→ Task directions
Print the entries below word for word; the pictures stay out of your copy.

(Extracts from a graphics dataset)
· · · · ·

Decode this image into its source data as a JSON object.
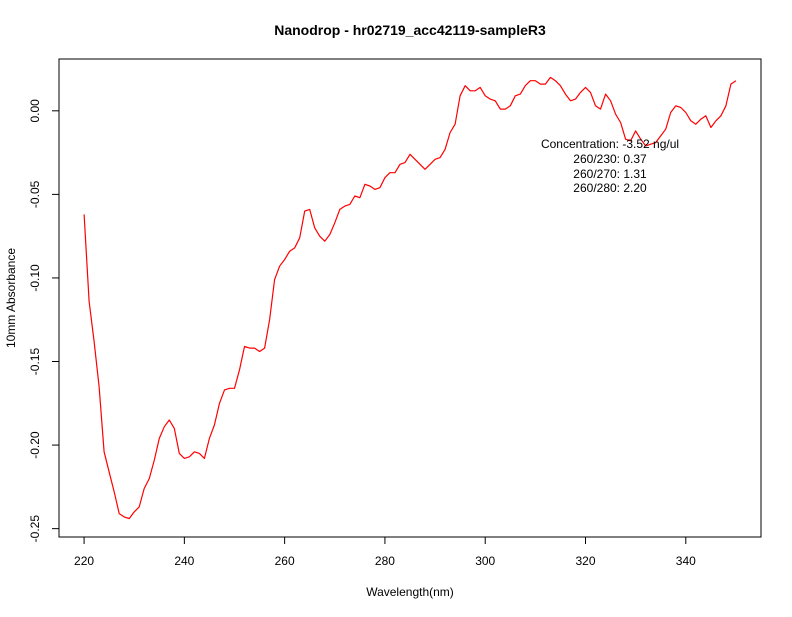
{
  "chart_data": {
    "type": "line",
    "title": "Nanodrop - hr02719_acc42119-sampleR3",
    "xlabel": "Wavelength(nm)",
    "ylabel": "10mm Absorbance",
    "xlim": [
      215,
      355
    ],
    "ylim": [
      -0.255,
      0.031
    ],
    "xticks": [
      220,
      240,
      260,
      280,
      300,
      320,
      340
    ],
    "yticks": [
      -0.25,
      -0.2,
      -0.15,
      -0.1,
      -0.05,
      0.0
    ],
    "ytick_labels": [
      "-0.25",
      "-0.20",
      "-0.15",
      "-0.10",
      "-0.05",
      "0.00"
    ],
    "grid": false,
    "line_color": "#ff0000",
    "annotations": [
      "Concentration: -3.52 ng/ul",
      "260/230: 0.37",
      "260/270: 1.31",
      "260/280: 2.20"
    ],
    "series": [
      {
        "x": [
          220,
          221,
          222,
          223,
          224,
          225,
          226,
          227,
          228,
          229,
          230,
          231,
          232,
          233,
          234,
          235,
          236,
          237,
          238,
          239,
          240,
          241,
          242,
          243,
          244,
          245,
          246,
          247,
          248,
          249,
          250,
          251,
          252,
          253,
          254,
          255,
          256,
          257,
          258,
          259,
          260,
          261,
          262,
          263,
          264,
          265,
          266,
          267,
          268,
          269,
          270,
          271,
          272,
          273,
          274,
          275,
          276,
          277,
          278,
          279,
          280,
          281,
          282,
          283,
          284,
          285,
          286,
          287,
          288,
          289,
          290,
          291,
          292,
          293,
          294,
          295,
          296,
          297,
          298,
          299,
          300,
          301,
          302,
          303,
          304,
          305,
          306,
          307,
          308,
          309,
          310,
          311,
          312,
          313,
          314,
          315,
          316,
          317,
          318,
          319,
          320,
          321,
          322,
          323,
          324,
          325,
          326,
          327,
          328,
          329,
          330,
          331,
          332,
          333,
          334,
          335,
          336,
          337,
          338,
          339,
          340,
          341,
          342,
          343,
          344,
          345,
          346,
          347,
          348,
          349,
          350
        ],
        "y": [
          -0.062,
          -0.114,
          -0.138,
          -0.165,
          -0.204,
          -0.216,
          -0.228,
          -0.241,
          -0.243,
          -0.244,
          -0.24,
          -0.237,
          -0.226,
          -0.22,
          -0.209,
          -0.196,
          -0.189,
          -0.185,
          -0.19,
          -0.205,
          -0.208,
          -0.207,
          -0.204,
          -0.205,
          -0.208,
          -0.196,
          -0.188,
          -0.175,
          -0.167,
          -0.166,
          -0.166,
          -0.155,
          -0.141,
          -0.142,
          -0.142,
          -0.144,
          -0.142,
          -0.125,
          -0.101,
          -0.093,
          -0.089,
          -0.084,
          -0.082,
          -0.076,
          -0.06,
          -0.059,
          -0.07,
          -0.075,
          -0.078,
          -0.074,
          -0.067,
          -0.059,
          -0.057,
          -0.056,
          -0.051,
          -0.052,
          -0.044,
          -0.045,
          -0.047,
          -0.046,
          -0.04,
          -0.037,
          -0.037,
          -0.032,
          -0.031,
          -0.026,
          -0.029,
          -0.032,
          -0.035,
          -0.032,
          -0.029,
          -0.028,
          -0.023,
          -0.013,
          -0.008,
          0.009,
          0.015,
          0.012,
          0.012,
          0.014,
          0.009,
          0.007,
          0.006,
          0.001,
          0.001,
          0.003,
          0.009,
          0.01,
          0.015,
          0.018,
          0.018,
          0.016,
          0.016,
          0.02,
          0.018,
          0.015,
          0.01,
          0.006,
          0.007,
          0.011,
          0.014,
          0.011,
          0.003,
          0.001,
          0.01,
          0.006,
          -0.002,
          -0.007,
          -0.017,
          -0.018,
          -0.012,
          -0.017,
          -0.021,
          -0.02,
          -0.019,
          -0.015,
          -0.011,
          -0.001,
          0.003,
          0.002,
          -0.001,
          -0.006,
          -0.008,
          -0.005,
          -0.003,
          -0.01,
          -0.006,
          -0.003,
          0.003,
          0.016,
          0.018
        ]
      }
    ]
  }
}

· · · · ·

→ Finished exercise
Decode this image into its source data as a JSON object.
{
  "chart_data": {
    "type": "line",
    "title": "Nanodrop - hr02719_acc42119-sampleR3",
    "xlabel": "Wavelength(nm)",
    "ylabel": "10mm Absorbance",
    "xlim": [
      215,
      355
    ],
    "ylim": [
      -0.255,
      0.031
    ],
    "xticks": [
      220,
      240,
      260,
      280,
      300,
      320,
      340
    ],
    "yticks": [
      -0.25,
      -0.2,
      -0.15,
      -0.1,
      -0.05,
      0.0
    ],
    "ytick_labels": [
      "-0.25",
      "-0.20",
      "-0.15",
      "-0.10",
      "-0.05",
      "0.00"
    ],
    "grid": false,
    "line_color": "#ff0000",
    "annotations": [
      "Concentration: -3.52 ng/ul",
      "260/230: 0.37",
      "260/270: 1.31",
      "260/280: 2.20"
    ],
    "series": [
      {
        "x": [
          220,
          221,
          222,
          223,
          224,
          225,
          226,
          227,
          228,
          229,
          230,
          231,
          232,
          233,
          234,
          235,
          236,
          237,
          238,
          239,
          240,
          241,
          242,
          243,
          244,
          245,
          246,
          247,
          248,
          249,
          250,
          251,
          252,
          253,
          254,
          255,
          256,
          257,
          258,
          259,
          260,
          261,
          262,
          263,
          264,
          265,
          266,
          267,
          268,
          269,
          270,
          271,
          272,
          273,
          274,
          275,
          276,
          277,
          278,
          279,
          280,
          281,
          282,
          283,
          284,
          285,
          286,
          287,
          288,
          289,
          290,
          291,
          292,
          293,
          294,
          295,
          296,
          297,
          298,
          299,
          300,
          301,
          302,
          303,
          304,
          305,
          306,
          307,
          308,
          309,
          310,
          311,
          312,
          313,
          314,
          315,
          316,
          317,
          318,
          319,
          320,
          321,
          322,
          323,
          324,
          325,
          326,
          327,
          328,
          329,
          330,
          331,
          332,
          333,
          334,
          335,
          336,
          337,
          338,
          339,
          340,
          341,
          342,
          343,
          344,
          345,
          346,
          347,
          348,
          349,
          350
        ],
        "y": [
          -0.062,
          -0.114,
          -0.138,
          -0.165,
          -0.204,
          -0.216,
          -0.228,
          -0.241,
          -0.243,
          -0.244,
          -0.24,
          -0.237,
          -0.226,
          -0.22,
          -0.209,
          -0.196,
          -0.189,
          -0.185,
          -0.19,
          -0.205,
          -0.208,
          -0.207,
          -0.204,
          -0.205,
          -0.208,
          -0.196,
          -0.188,
          -0.175,
          -0.167,
          -0.166,
          -0.166,
          -0.155,
          -0.141,
          -0.142,
          -0.142,
          -0.144,
          -0.142,
          -0.125,
          -0.101,
          -0.093,
          -0.089,
          -0.084,
          -0.082,
          -0.076,
          -0.06,
          -0.059,
          -0.07,
          -0.075,
          -0.078,
          -0.074,
          -0.067,
          -0.059,
          -0.057,
          -0.056,
          -0.051,
          -0.052,
          -0.044,
          -0.045,
          -0.047,
          -0.046,
          -0.04,
          -0.037,
          -0.037,
          -0.032,
          -0.031,
          -0.026,
          -0.029,
          -0.032,
          -0.035,
          -0.032,
          -0.029,
          -0.028,
          -0.023,
          -0.013,
          -0.008,
          0.009,
          0.015,
          0.012,
          0.012,
          0.014,
          0.009,
          0.007,
          0.006,
          0.001,
          0.001,
          0.003,
          0.009,
          0.01,
          0.015,
          0.018,
          0.018,
          0.016,
          0.016,
          0.02,
          0.018,
          0.015,
          0.01,
          0.006,
          0.007,
          0.011,
          0.014,
          0.011,
          0.003,
          0.001,
          0.01,
          0.006,
          -0.002,
          -0.007,
          -0.017,
          -0.018,
          -0.012,
          -0.017,
          -0.021,
          -0.02,
          -0.019,
          -0.015,
          -0.011,
          -0.001,
          0.003,
          0.002,
          -0.001,
          -0.006,
          -0.008,
          -0.005,
          -0.003,
          -0.01,
          -0.006,
          -0.003,
          0.003,
          0.016,
          0.018
        ]
      }
    ]
  }
}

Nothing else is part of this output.